>>>

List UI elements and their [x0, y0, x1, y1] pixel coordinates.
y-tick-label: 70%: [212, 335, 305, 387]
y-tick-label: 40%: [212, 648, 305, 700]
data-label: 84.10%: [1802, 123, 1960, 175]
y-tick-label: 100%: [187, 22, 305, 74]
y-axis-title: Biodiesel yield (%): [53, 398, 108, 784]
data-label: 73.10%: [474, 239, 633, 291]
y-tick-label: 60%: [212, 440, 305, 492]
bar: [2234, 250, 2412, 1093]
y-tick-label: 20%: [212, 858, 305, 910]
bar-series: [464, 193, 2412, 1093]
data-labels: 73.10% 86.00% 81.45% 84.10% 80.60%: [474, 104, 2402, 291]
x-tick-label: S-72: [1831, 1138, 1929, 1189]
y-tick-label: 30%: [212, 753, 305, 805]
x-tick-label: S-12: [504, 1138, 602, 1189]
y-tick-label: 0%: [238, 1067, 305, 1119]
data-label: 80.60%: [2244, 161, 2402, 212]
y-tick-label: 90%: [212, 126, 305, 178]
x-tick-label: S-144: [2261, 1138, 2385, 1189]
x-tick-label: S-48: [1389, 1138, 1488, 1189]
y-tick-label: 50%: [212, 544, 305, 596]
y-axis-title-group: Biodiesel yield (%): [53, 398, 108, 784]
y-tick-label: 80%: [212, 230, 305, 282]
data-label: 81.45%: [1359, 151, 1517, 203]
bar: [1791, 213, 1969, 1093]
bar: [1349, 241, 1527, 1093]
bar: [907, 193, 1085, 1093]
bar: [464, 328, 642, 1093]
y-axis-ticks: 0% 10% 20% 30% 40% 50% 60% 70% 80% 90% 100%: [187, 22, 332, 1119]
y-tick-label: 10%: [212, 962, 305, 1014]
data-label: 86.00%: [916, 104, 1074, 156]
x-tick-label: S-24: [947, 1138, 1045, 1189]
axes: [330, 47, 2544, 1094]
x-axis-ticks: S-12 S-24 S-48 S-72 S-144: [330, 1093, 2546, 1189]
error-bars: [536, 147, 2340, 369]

<<<

**Your instructions:** Lay out the data above as a Markdown table with the columns Row and Line, one row for each line in order, leaving out blank lines.

**Expected answer:**
| Row | Line |
|---|---|
| 1 | List UI elements and their [x0, y0, x1, y1] pixel coordinates. |
| 2 | y-tick-label: 70%: [212, 335, 305, 387] |
| 3 | y-tick-label: 40%: [212, 648, 305, 700] |
| 4 | data-label: 84.10%: [1802, 123, 1960, 175] |
| 5 | y-tick-label: 100%: [187, 22, 305, 74] |
| 6 | y-axis-title: Biodiesel yield (%): [53, 398, 108, 784] |
| 7 | data-label: 73.10%: [474, 239, 633, 291] |
| 8 | y-tick-label: 60%: [212, 440, 305, 492] |
| 9 | bar: [2234, 250, 2412, 1093] |
| 10 | y-tick-label: 20%: [212, 858, 305, 910] |
| 11 | bar-series: [464, 193, 2412, 1093] |
| 12 | data-labels: 73.10% 86.00% 81.45% 84.10% 80.60%: [474, 104, 2402, 291] |
| 13 | x-tick-label: S-72: [1831, 1138, 1929, 1189] |
| 14 | y-tick-label: 30%: [212, 753, 305, 805] |
| 15 | x-tick-label: S-12: [504, 1138, 602, 1189] |
| 16 | y-tick-label: 0%: [238, 1067, 305, 1119] |
| 17 | data-label: 80.60%: [2244, 161, 2402, 212] |
| 18 | y-tick-label: 90%: [212, 126, 305, 178] |
| 19 | x-tick-label: S-144: [2261, 1138, 2385, 1189] |
| 20 | x-tick-label: S-48: [1389, 1138, 1488, 1189] |
| 21 | y-tick-label: 50%: [212, 544, 305, 596] |
| 22 | y-axis-title-group: Biodiesel yield (%): [53, 398, 108, 784] |
| 23 | y-tick-label: 80%: [212, 230, 305, 282] |
| 24 | data-label: 81.45%: [1359, 151, 1517, 203] |
| 25 | bar: [1791, 213, 1969, 1093] |
| 26 | bar: [1349, 241, 1527, 1093] |
| 27 | bar: [907, 193, 1085, 1093] |
| 28 | bar: [464, 328, 642, 1093] |
| 29 | y-axis-ticks: 0% 10% 20% 30% 40% 50% 60% 70% 80% 90% 100%: [187, 22, 332, 1119] |
| 30 | y-tick-label: 10%: [212, 962, 305, 1014] |
| 31 | data-label: 86.00%: [916, 104, 1074, 156] |
| 32 | x-tick-label: S-24: [947, 1138, 1045, 1189] |
| 33 | axes: [330, 47, 2544, 1094] |
| 34 | x-axis-ticks: S-12 S-24 S-48 S-72 S-144: [330, 1093, 2546, 1189] |
| 35 | error-bars: [536, 147, 2340, 369] |